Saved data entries
☆ ☆ ☆ ☆

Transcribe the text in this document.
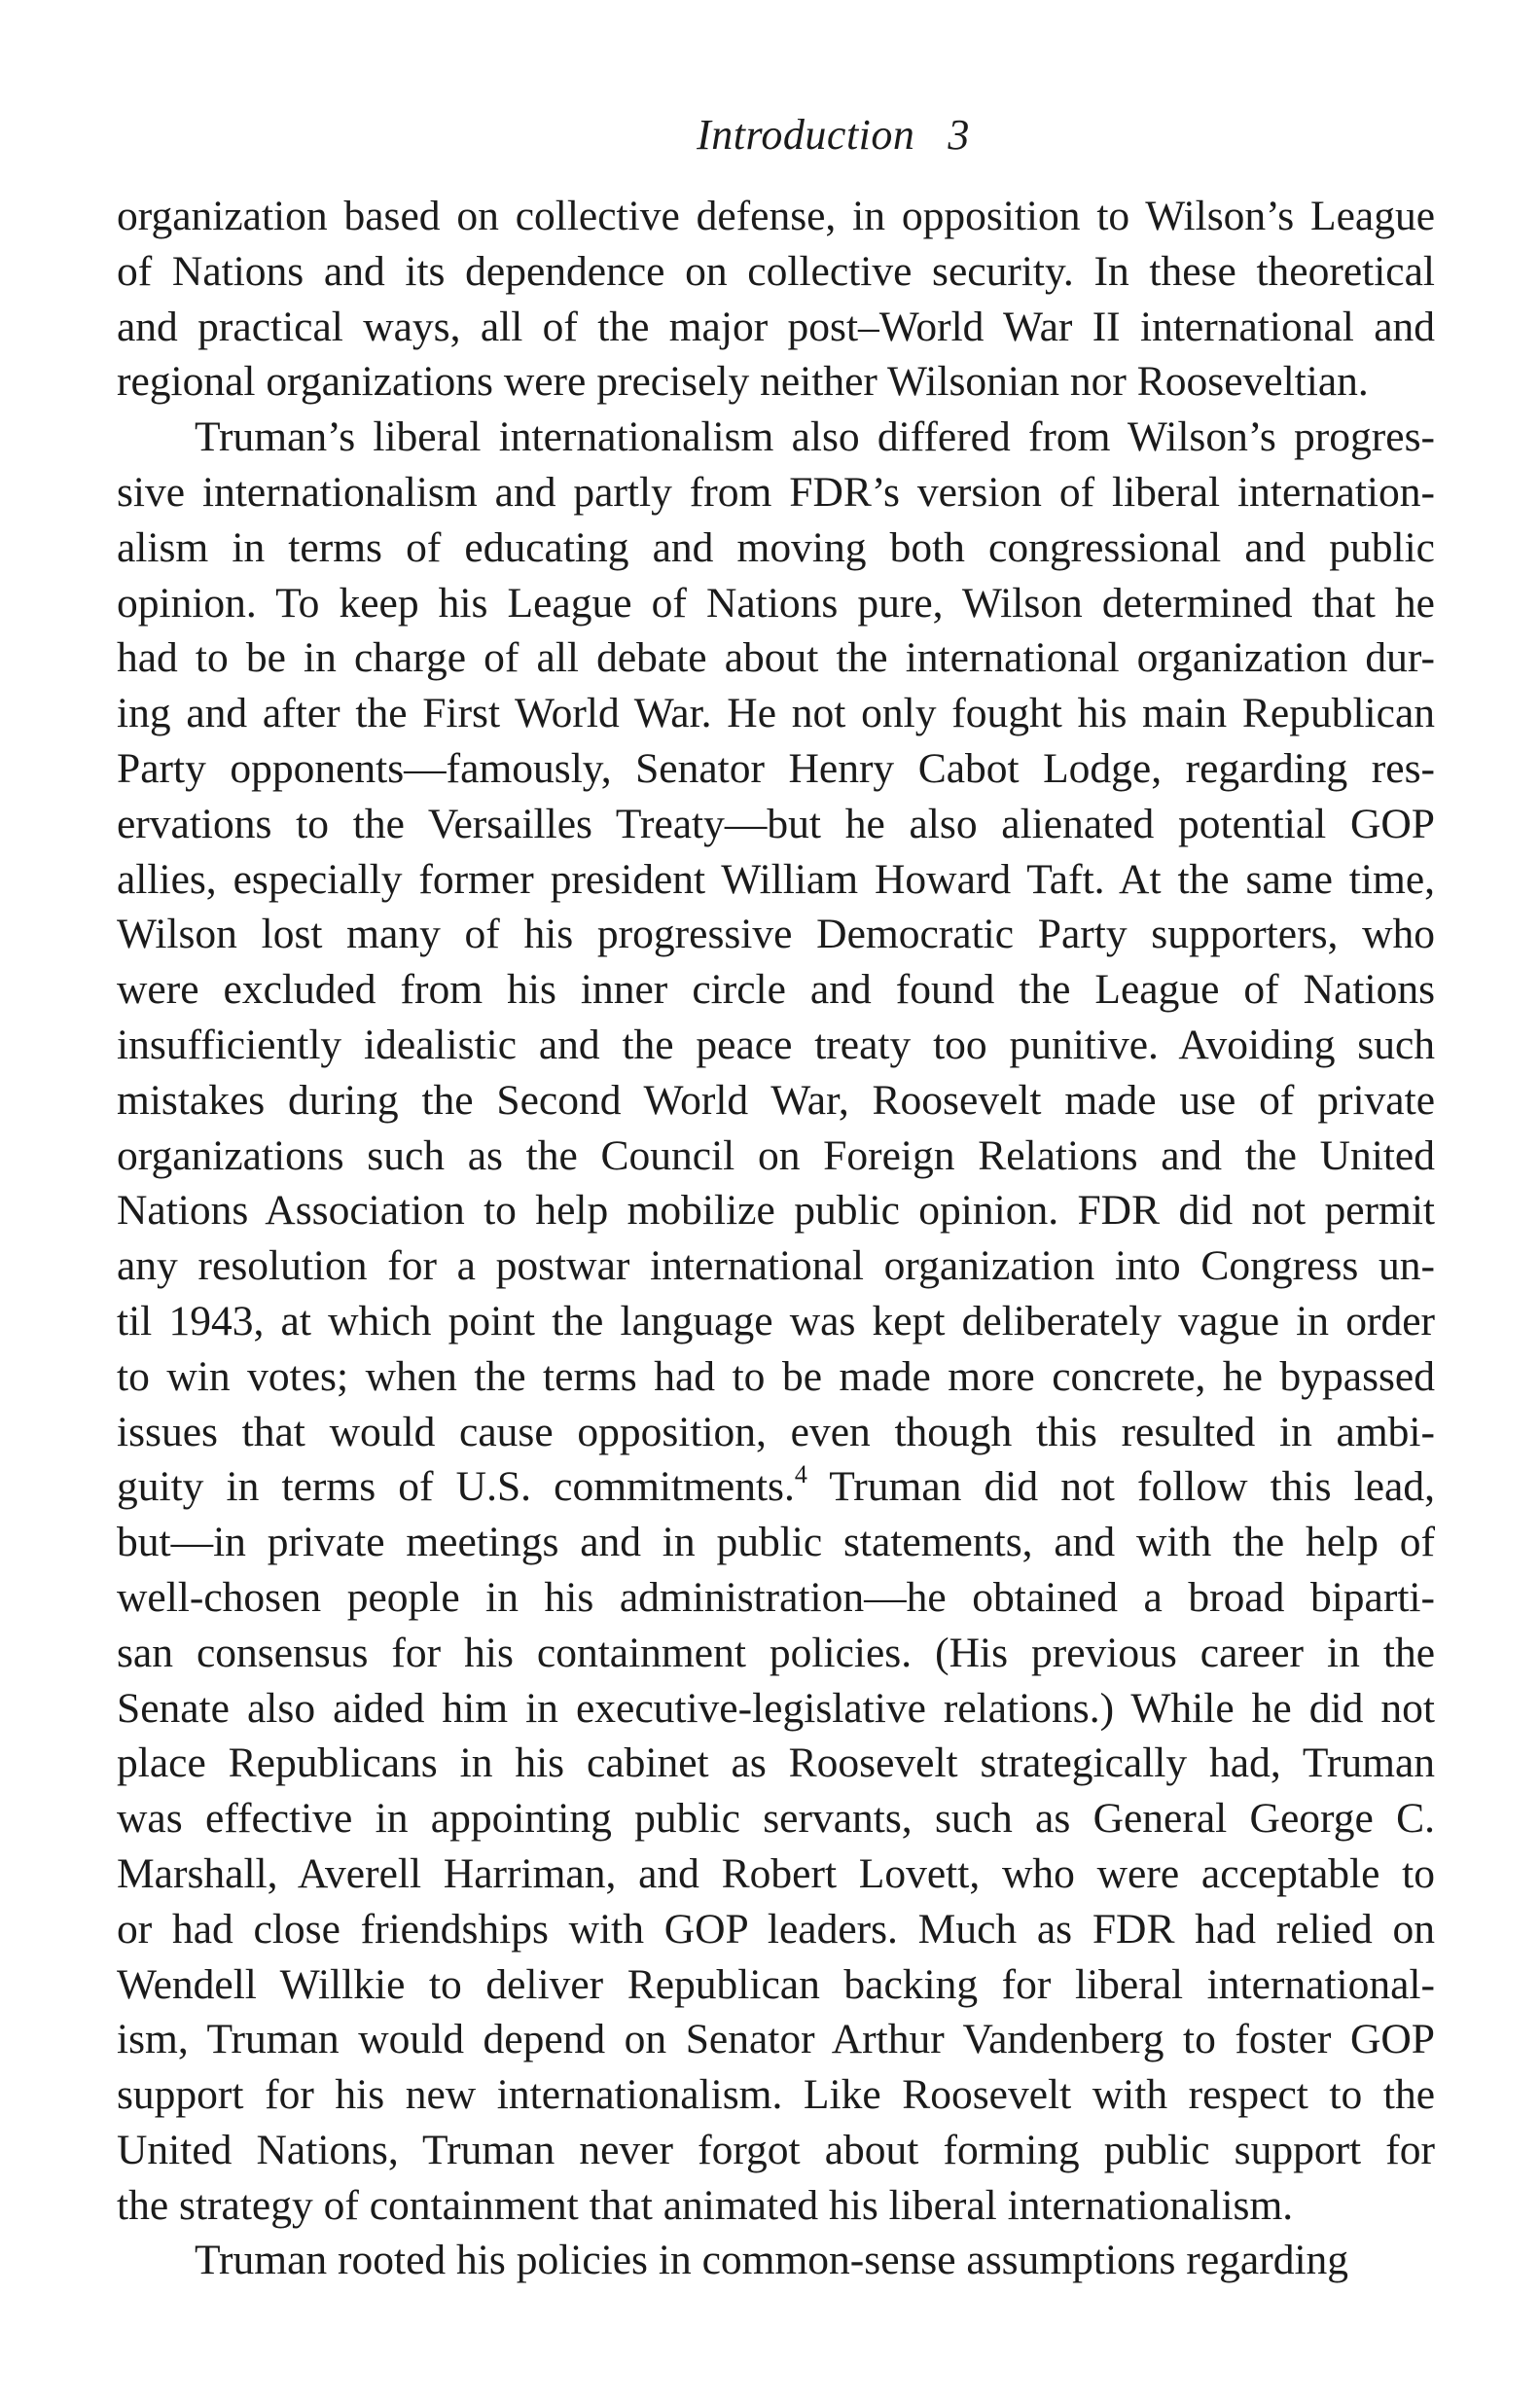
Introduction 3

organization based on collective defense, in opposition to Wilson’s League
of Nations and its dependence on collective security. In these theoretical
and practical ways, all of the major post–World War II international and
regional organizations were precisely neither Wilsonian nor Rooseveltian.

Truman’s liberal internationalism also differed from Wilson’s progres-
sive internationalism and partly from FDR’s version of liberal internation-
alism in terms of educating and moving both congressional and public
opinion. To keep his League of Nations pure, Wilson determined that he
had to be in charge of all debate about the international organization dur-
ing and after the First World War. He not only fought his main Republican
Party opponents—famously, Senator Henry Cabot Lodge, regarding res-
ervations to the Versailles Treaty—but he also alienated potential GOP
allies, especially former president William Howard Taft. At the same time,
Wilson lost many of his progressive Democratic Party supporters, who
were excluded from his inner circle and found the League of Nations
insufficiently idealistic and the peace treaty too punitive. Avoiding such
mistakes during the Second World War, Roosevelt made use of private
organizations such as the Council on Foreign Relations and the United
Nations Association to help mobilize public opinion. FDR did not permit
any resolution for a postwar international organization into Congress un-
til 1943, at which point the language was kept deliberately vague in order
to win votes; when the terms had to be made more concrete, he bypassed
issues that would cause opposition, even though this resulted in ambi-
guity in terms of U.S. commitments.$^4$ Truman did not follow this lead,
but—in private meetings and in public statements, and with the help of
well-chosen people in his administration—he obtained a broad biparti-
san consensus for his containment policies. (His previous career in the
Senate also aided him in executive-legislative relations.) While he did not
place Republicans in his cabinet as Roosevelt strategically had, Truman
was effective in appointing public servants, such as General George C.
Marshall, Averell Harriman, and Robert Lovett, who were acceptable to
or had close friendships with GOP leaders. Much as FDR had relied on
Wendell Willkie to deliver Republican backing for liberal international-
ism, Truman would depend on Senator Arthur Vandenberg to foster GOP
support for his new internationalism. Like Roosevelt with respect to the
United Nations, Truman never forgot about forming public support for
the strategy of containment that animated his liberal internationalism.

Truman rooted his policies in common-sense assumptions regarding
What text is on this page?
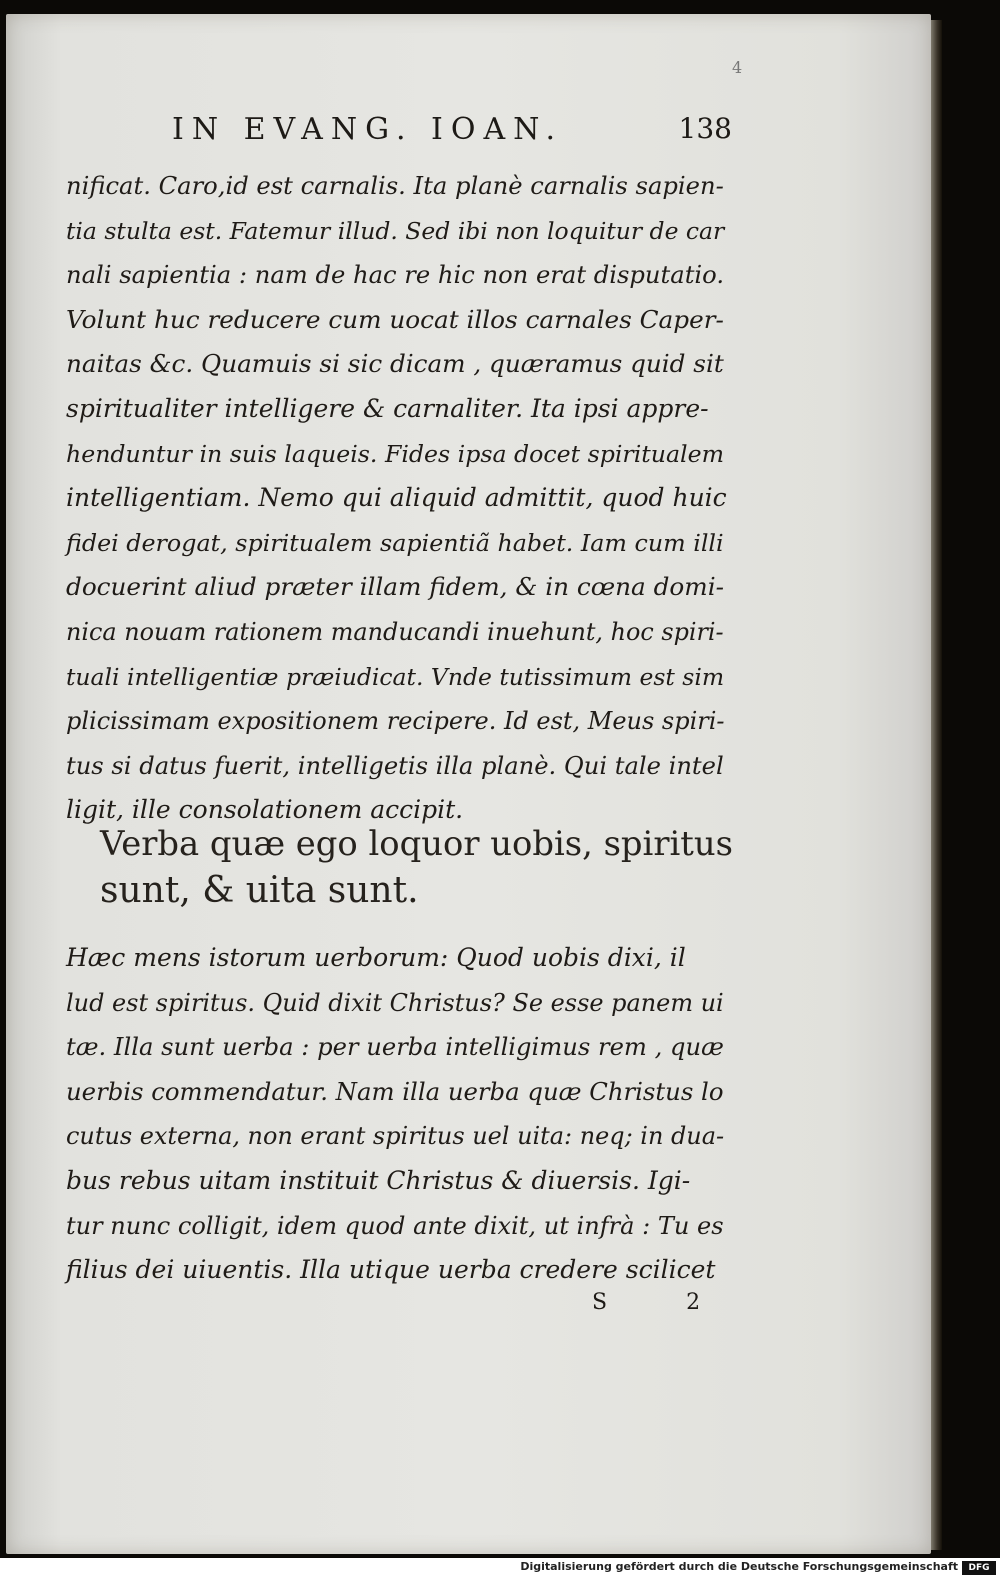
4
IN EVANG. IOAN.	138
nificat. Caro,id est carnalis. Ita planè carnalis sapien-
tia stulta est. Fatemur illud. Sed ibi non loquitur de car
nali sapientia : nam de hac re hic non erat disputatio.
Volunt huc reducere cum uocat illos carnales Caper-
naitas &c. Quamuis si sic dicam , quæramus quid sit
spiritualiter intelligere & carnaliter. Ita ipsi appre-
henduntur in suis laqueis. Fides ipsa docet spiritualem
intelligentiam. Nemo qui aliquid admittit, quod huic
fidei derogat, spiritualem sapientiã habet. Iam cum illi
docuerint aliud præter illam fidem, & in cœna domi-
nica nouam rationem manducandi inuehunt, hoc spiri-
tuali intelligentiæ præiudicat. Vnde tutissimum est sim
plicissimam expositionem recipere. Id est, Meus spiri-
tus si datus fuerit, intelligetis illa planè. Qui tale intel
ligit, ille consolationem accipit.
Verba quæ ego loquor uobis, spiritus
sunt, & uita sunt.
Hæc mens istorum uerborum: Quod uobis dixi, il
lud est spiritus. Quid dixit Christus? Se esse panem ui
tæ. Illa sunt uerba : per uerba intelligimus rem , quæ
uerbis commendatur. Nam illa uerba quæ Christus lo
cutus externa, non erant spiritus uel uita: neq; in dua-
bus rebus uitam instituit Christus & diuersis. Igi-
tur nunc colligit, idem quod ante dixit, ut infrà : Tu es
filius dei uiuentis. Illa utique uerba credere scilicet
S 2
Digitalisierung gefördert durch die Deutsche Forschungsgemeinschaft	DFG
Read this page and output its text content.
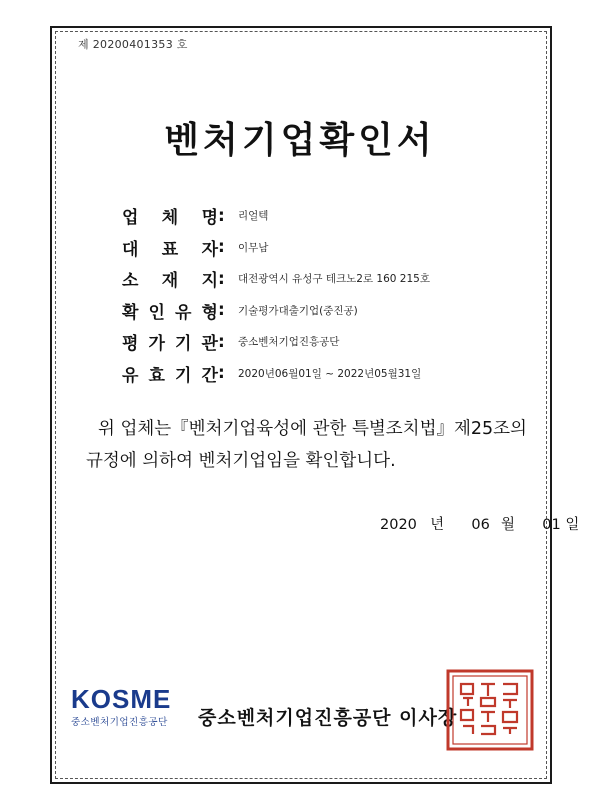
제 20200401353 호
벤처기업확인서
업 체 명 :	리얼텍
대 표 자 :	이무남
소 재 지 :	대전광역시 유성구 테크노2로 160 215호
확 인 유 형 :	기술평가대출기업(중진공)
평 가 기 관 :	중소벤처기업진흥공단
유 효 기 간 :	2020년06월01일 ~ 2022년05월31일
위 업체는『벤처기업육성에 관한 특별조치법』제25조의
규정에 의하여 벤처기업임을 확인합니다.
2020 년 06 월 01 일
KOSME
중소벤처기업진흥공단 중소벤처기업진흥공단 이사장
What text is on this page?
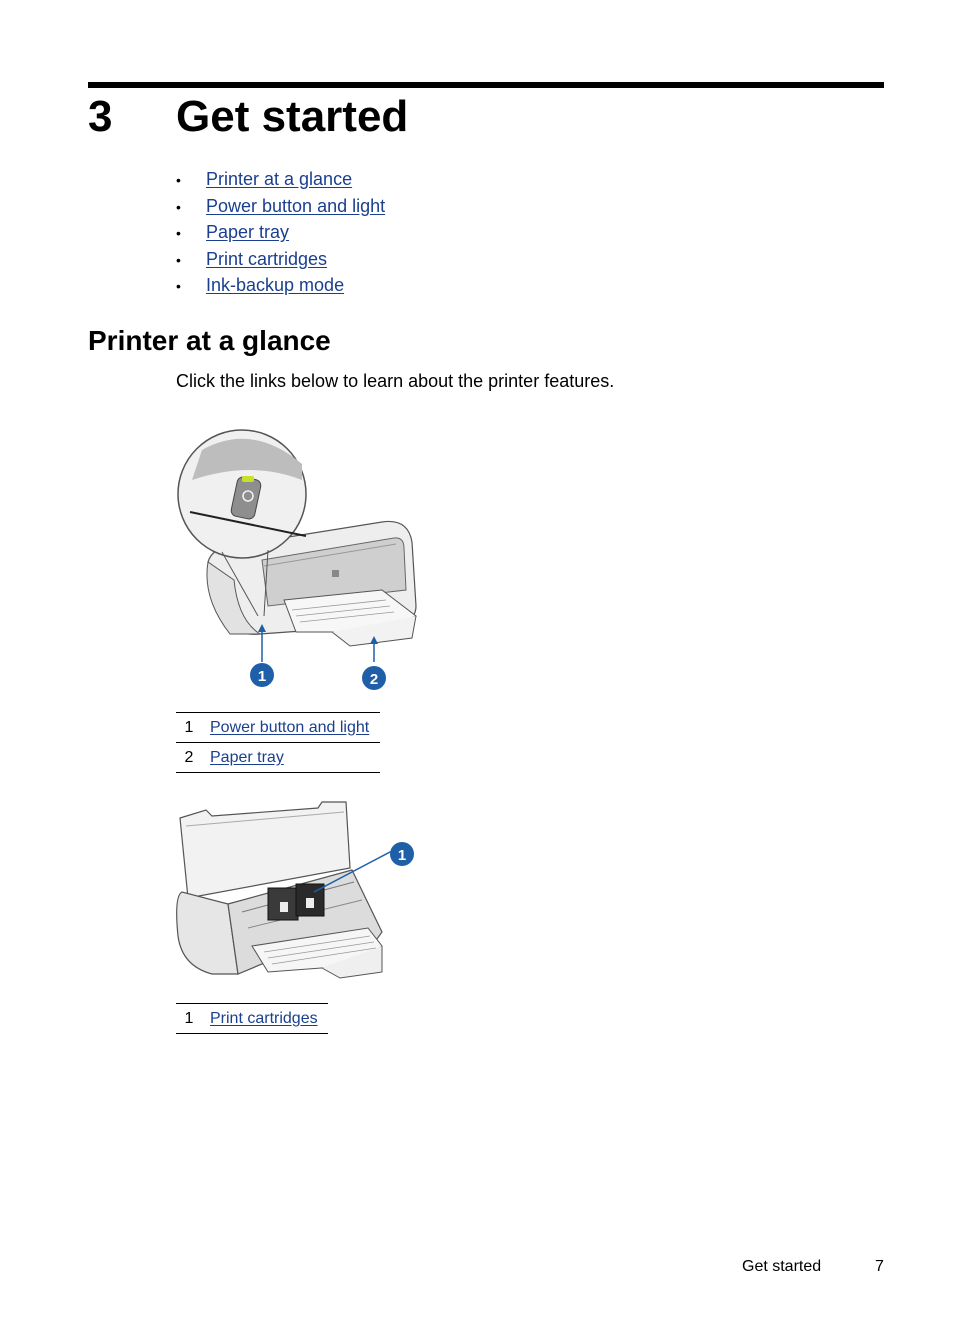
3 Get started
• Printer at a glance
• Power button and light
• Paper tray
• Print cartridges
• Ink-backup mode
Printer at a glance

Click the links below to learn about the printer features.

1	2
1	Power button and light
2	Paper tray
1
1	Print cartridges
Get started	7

☆ ☆ ☆ ☆

Work to be completed
Keep the pictures out of the copy and return the rest of the data above exactly.

Result for this task
Transcribe the text in this document.
Introduction 3

organization based on collective defense, in opposition to Wilson’s League
of Nations and its dependence on collective security. In these theoretical
and practical ways, all of the major post–World War II international and
regional organizations were precisely neither Wilsonian nor Rooseveltian.

Truman’s liberal internationalism also differed from Wilson’s progres-
sive internationalism and partly from FDR’s version of liberal internation-
alism in terms of educating and moving both congressional and public
opinion. To keep his League of Nations pure, Wilson determined that he
had to be in charge of all debate about the international organization dur-
ing and after the First World War. He not only fought his main Republican
Party opponents—famously, Senator Henry Cabot Lodge, regarding res-
ervations to the Versailles Treaty—but he also alienated potential GOP
allies, especially former president William Howard Taft. At the same time,
Wilson lost many of his progressive Democratic Party supporters, who
were excluded from his inner circle and found the League of Nations
insufficiently idealistic and the peace treaty too punitive. Avoiding such
mistakes during the Second World War, Roosevelt made use of private
organizations such as the Council on Foreign Relations and the United
Nations Association to help mobilize public opinion. FDR did not permit
any resolution for a postwar international organization into Congress un-
til 1943, at which point the language was kept deliberately vague in order
to win votes; when the terms had to be made more concrete, he bypassed
issues that would cause opposition, even though this resulted in ambi-
guity in terms of U.S. commitments.$^4$ Truman did not follow this lead,
but—in private meetings and in public statements, and with the help of
well-chosen people in his administration—he obtained a broad biparti-
san consensus for his containment policies. (His previous career in the
Senate also aided him in executive-legislative relations.) While he did not
place Republicans in his cabinet as Roosevelt strategically had, Truman
was effective in appointing public servants, such as General George C.
Marshall, Averell Harriman, and Robert Lovett, who were acceptable to
or had close friendships with GOP leaders. Much as FDR had relied on
Wendell Willkie to deliver Republican backing for liberal international-
ism, Truman would depend on Senator Arthur Vandenberg to foster GOP
support for his new internationalism. Like Roosevelt with respect to the
United Nations, Truman never forgot about forming public support for
the strategy of containment that animated his liberal internationalism.

Truman rooted his policies in common-sense assumptions regarding
What text is on this page?
4
IN EVANG. IOAN.	138
nificat. Caro,id est carnalis. Ita planè carnalis sapien-
tia stulta est. Fatemur illud. Sed ibi non loquitur de car
nali sapientia : nam de hac re hic non erat disputatio.
Volunt huc reducere cum uocat illos carnales Caper-
naitas &c. Quamuis si sic dicam , quæramus quid sit
spiritualiter intelligere & carnaliter. Ita ipsi appre-
henduntur in suis laqueis. Fides ipsa docet spiritualem
intelligentiam. Nemo qui aliquid admittit, quod huic
fidei derogat, spiritualem sapientiã habet. Iam cum illi
docuerint aliud præter illam fidem, & in cœna domi-
nica nouam rationem manducandi inuehunt, hoc spiri-
tuali intelligentiæ præiudicat. Vnde tutissimum est sim
plicissimam expositionem recipere. Id est, Meus spiri-
tus si datus fuerit, intelligetis illa planè. Qui tale intel
ligit, ille consolationem accipit.
Verba quæ ego loquor uobis, spiritus
sunt, & uita sunt.
Hæc mens istorum uerborum: Quod uobis dixi, il
lud est spiritus. Quid dixit Christus? Se esse panem ui
tæ. Illa sunt uerba : per uerba intelligimus rem , quæ
uerbis commendatur. Nam illa uerba quæ Christus lo
cutus externa, non erant spiritus uel uita: neq; in dua-
bus rebus uitam instituit Christus & diuersis. Igi-
tur nunc colligit, idem quod ante dixit, ut infrà : Tu es
filius dei uiuentis. Illa utique uerba credere scilicet
S 2
Digitalisierung gefördert durch die Deutsche Forschungsgemeinschaft	DFG
Read this page and output its text content.
제 20200401353 호
벤처기업확인서
업 체 명 :	리얼텍
대 표 자 :	이무남
소 재 지 :	대전광역시 유성구 테크노2로 160 215호
확 인 유 형 :	기술평가대출기업(중진공)
평 가 기 관 :	중소벤처기업진흥공단
유 효 기 간 :	2020년06월01일 ~ 2022년05월31일
위 업체는『벤처기업육성에 관한 특별조치법』제25조의
규정에 의하여 벤처기업임을 확인합니다.
2020 년 06 월 01 일
KOSME
중소벤처기업진흥공단 중소벤처기업진흥공단 이사장
What text is on this page?
3 Get started
• Printer at a glance
• Power button and light
• Paper tray
• Print cartridges
• Ink-backup mode
Printer at a glance

Click the links below to learn about the printer features.

1	2
1	Power button and light
2	Paper tray
1
1	Print cartridges
Get started	7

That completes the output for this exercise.